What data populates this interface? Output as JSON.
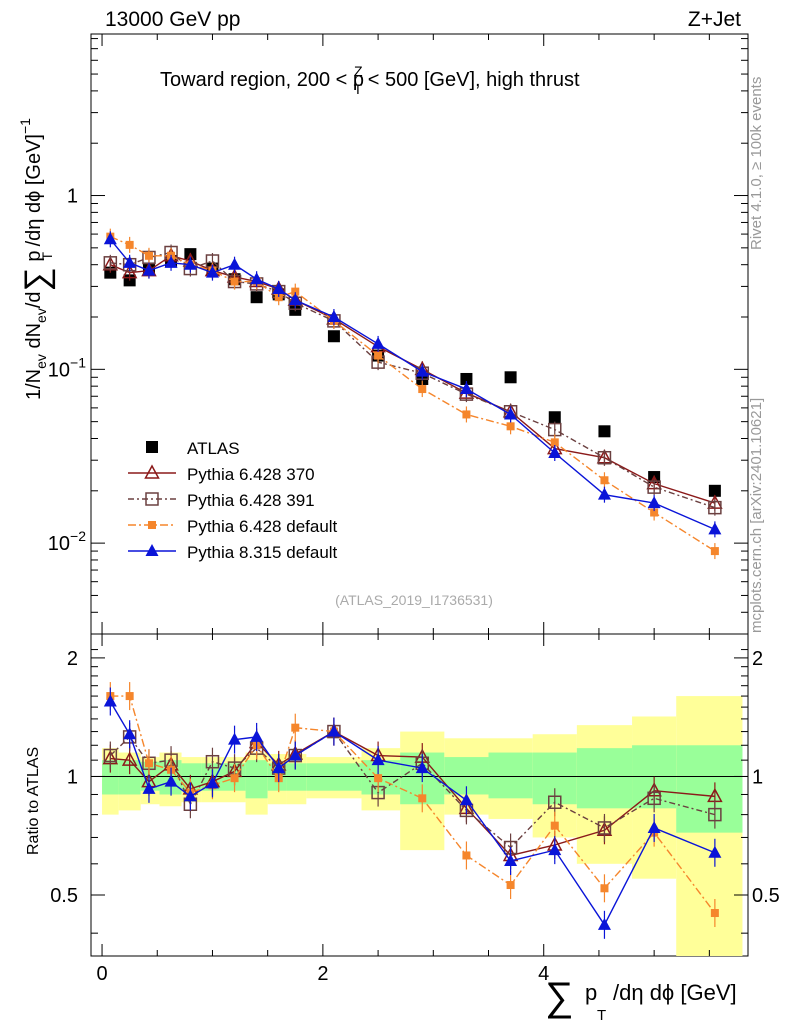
{
  "header": {
    "left": "13000 GeV pp",
    "right": "Z+Jet",
    "panel_title": "Toward region, 200 < p",
    "panel_title_sup": "Z",
    "panel_title_sub": "T",
    "panel_title_tail": " < 500 [GeV], high thrust",
    "analysis_id": "(ATLAS_2019_I1736531)",
    "side_top": "Rivet 4.1.0, ≥ 100k events",
    "side_bottom": "mcplots.cern.ch [arXiv:2401.10621]"
  },
  "axes": {
    "ylabel_top": "1/N",
    "ylabel_bottom": "Ratio to ATLAS",
    "xlabel": "p",
    "xlabel_tail": "/dη dϕ [GeV]",
    "x_ticks": [
      "0",
      "2",
      "4"
    ],
    "y_top_ticks": [
      "1",
      "10",
      "10"
    ],
    "y_top_exp": [
      "",
      "−1",
      "−2"
    ],
    "y_ratio_ticks": [
      "2",
      "1",
      "0.5"
    ]
  },
  "legend": [
    {
      "label": "ATLAS",
      "color": "#000000"
    },
    {
      "label": "Pythia 6.428 370",
      "color": "#8b1a1a"
    },
    {
      "label": "Pythia 6.428 391",
      "color": "#6b4040"
    },
    {
      "label": "Pythia 6.428 default",
      "color": "#f5862c"
    },
    {
      "label": "Pythia 8.315 default",
      "color": "#0a14d8"
    }
  ],
  "chart_data": {
    "type": "scatter",
    "title": "Toward region, 200 < pT^Z < 500 [GeV], high thrust",
    "xlabel": "∑ pT /dη dϕ [GeV]",
    "ylabel": "1/Nev dNev/d∑ pT /dη dϕ [GeV]^-1",
    "xlim": [
      -0.1,
      5.85
    ],
    "ylim": [
      0.003,
      8.5
    ],
    "yscale": "log",
    "ratio_ylim": [
      0.35,
      2.3
    ],
    "x": [
      0.075,
      0.25,
      0.425,
      0.625,
      0.8,
      1.0,
      1.2,
      1.4,
      1.6,
      1.75,
      2.1,
      2.5,
      2.9,
      3.3,
      3.7,
      4.1,
      4.55,
      5.0,
      5.55
    ],
    "series": [
      {
        "name": "ATLAS",
        "color": "#000000",
        "marker": "square",
        "values": [
          0.36,
          0.325,
          0.38,
          0.42,
          0.46,
          0.38,
          0.33,
          0.26,
          0.27,
          0.22,
          0.155,
          0.12,
          0.088,
          0.088,
          0.09,
          0.053,
          0.044,
          0.024,
          0.02
        ],
        "ratio": [
          1,
          1,
          1,
          1,
          1,
          1,
          1,
          1,
          1,
          1,
          1,
          1,
          1,
          1,
          1,
          1,
          1,
          1,
          1
        ]
      },
      {
        "name": "Pythia 6.428 370",
        "color": "#8b1a1a",
        "marker": "triangle-open",
        "dash": "",
        "values": [
          0.4,
          0.36,
          0.37,
          0.45,
          0.42,
          0.37,
          0.34,
          0.32,
          0.29,
          0.25,
          0.195,
          0.135,
          0.1,
          0.073,
          0.057,
          0.035,
          0.031,
          0.022,
          0.017
        ],
        "ratio": [
          1.11,
          1.1,
          0.97,
          1.07,
          0.93,
          0.97,
          1.03,
          1.22,
          1.07,
          1.14,
          1.3,
          1.13,
          1.12,
          0.83,
          0.63,
          0.67,
          0.73,
          0.92,
          0.89
        ]
      },
      {
        "name": "Pythia 6.428 391",
        "color": "#6b4040",
        "marker": "square-open",
        "dash": "6,3,2,3",
        "values": [
          0.41,
          0.4,
          0.44,
          0.47,
          0.38,
          0.42,
          0.32,
          0.31,
          0.28,
          0.24,
          0.19,
          0.11,
          0.095,
          0.072,
          0.057,
          0.045,
          0.031,
          0.021,
          0.016
        ],
        "ratio": [
          1.13,
          1.26,
          1.08,
          1.1,
          0.85,
          1.09,
          1.05,
          1.18,
          1.05,
          1.13,
          1.3,
          0.91,
          1.08,
          0.82,
          0.66,
          0.86,
          0.74,
          0.88,
          0.8
        ]
      },
      {
        "name": "Pythia 6.428 default",
        "color": "#f5862c",
        "marker": "square",
        "dash": "8,3,2,3",
        "values": [
          0.58,
          0.52,
          0.45,
          0.45,
          0.4,
          0.37,
          0.32,
          0.32,
          0.26,
          0.28,
          0.19,
          0.12,
          0.077,
          0.055,
          0.047,
          0.038,
          0.023,
          0.015,
          0.009
        ],
        "ratio": [
          1.6,
          1.6,
          1.08,
          1.04,
          0.91,
          0.95,
          0.99,
          1.2,
          0.99,
          1.33,
          1.3,
          0.99,
          0.88,
          0.63,
          0.53,
          0.75,
          0.52,
          0.72,
          0.45
        ]
      },
      {
        "name": "Pythia 8.315 default",
        "color": "#0a14d8",
        "marker": "triangle",
        "dash": "",
        "values": [
          0.56,
          0.41,
          0.37,
          0.41,
          0.4,
          0.36,
          0.4,
          0.33,
          0.29,
          0.25,
          0.2,
          0.14,
          0.097,
          0.077,
          0.055,
          0.033,
          0.019,
          0.017,
          0.012
        ],
        "ratio": [
          1.55,
          1.28,
          0.93,
          0.97,
          0.89,
          0.96,
          1.24,
          1.26,
          1.05,
          1.13,
          1.3,
          1.1,
          1.05,
          0.87,
          0.61,
          0.65,
          0.42,
          0.74,
          0.64
        ]
      }
    ],
    "band_bins": [
      [
        0.0,
        0.15
      ],
      [
        0.15,
        0.35
      ],
      [
        0.35,
        0.52
      ],
      [
        0.52,
        0.72
      ],
      [
        0.72,
        0.9
      ],
      [
        0.9,
        1.1
      ],
      [
        1.1,
        1.3
      ],
      [
        1.3,
        1.5
      ],
      [
        1.5,
        1.67
      ],
      [
        1.67,
        1.85
      ],
      [
        1.85,
        2.35
      ],
      [
        2.35,
        2.7
      ],
      [
        2.7,
        3.1
      ],
      [
        3.1,
        3.5
      ],
      [
        3.5,
        3.9
      ],
      [
        3.9,
        4.3
      ],
      [
        4.3,
        4.8
      ],
      [
        4.8,
        5.2
      ],
      [
        5.2,
        5.8
      ]
    ],
    "band_green": [
      [
        0.9,
        1.1
      ],
      [
        0.9,
        1.1
      ],
      [
        0.92,
        1.09
      ],
      [
        0.9,
        1.1
      ],
      [
        0.92,
        1.08
      ],
      [
        0.92,
        1.08
      ],
      [
        0.92,
        1.08
      ],
      [
        0.88,
        1.1
      ],
      [
        0.92,
        1.08
      ],
      [
        0.92,
        1.08
      ],
      [
        0.92,
        1.08
      ],
      [
        0.9,
        1.1
      ],
      [
        0.85,
        1.15
      ],
      [
        0.9,
        1.12
      ],
      [
        0.88,
        1.15
      ],
      [
        0.85,
        1.15
      ],
      [
        0.83,
        1.18
      ],
      [
        0.83,
        1.2
      ],
      [
        0.72,
        1.2
      ]
    ],
    "band_yellow": [
      [
        0.8,
        1.18
      ],
      [
        0.82,
        1.15
      ],
      [
        0.85,
        1.12
      ],
      [
        0.84,
        1.15
      ],
      [
        0.86,
        1.12
      ],
      [
        0.86,
        1.12
      ],
      [
        0.86,
        1.12
      ],
      [
        0.8,
        1.15
      ],
      [
        0.85,
        1.14
      ],
      [
        0.85,
        1.14
      ],
      [
        0.88,
        1.12
      ],
      [
        0.82,
        1.18
      ],
      [
        0.65,
        1.3
      ],
      [
        0.8,
        1.25
      ],
      [
        0.78,
        1.25
      ],
      [
        0.7,
        1.28
      ],
      [
        0.6,
        1.35
      ],
      [
        0.55,
        1.42
      ],
      [
        0.35,
        1.6
      ]
    ]
  }
}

········

**Job**
Gather up the lines containing the word "Toward" from these records and copy them.

**Answer for the task**
    "panel_title": "Toward region, 200 < p",
    "title": "Toward region, 200 < pT^Z < 500 [GeV], high thrust",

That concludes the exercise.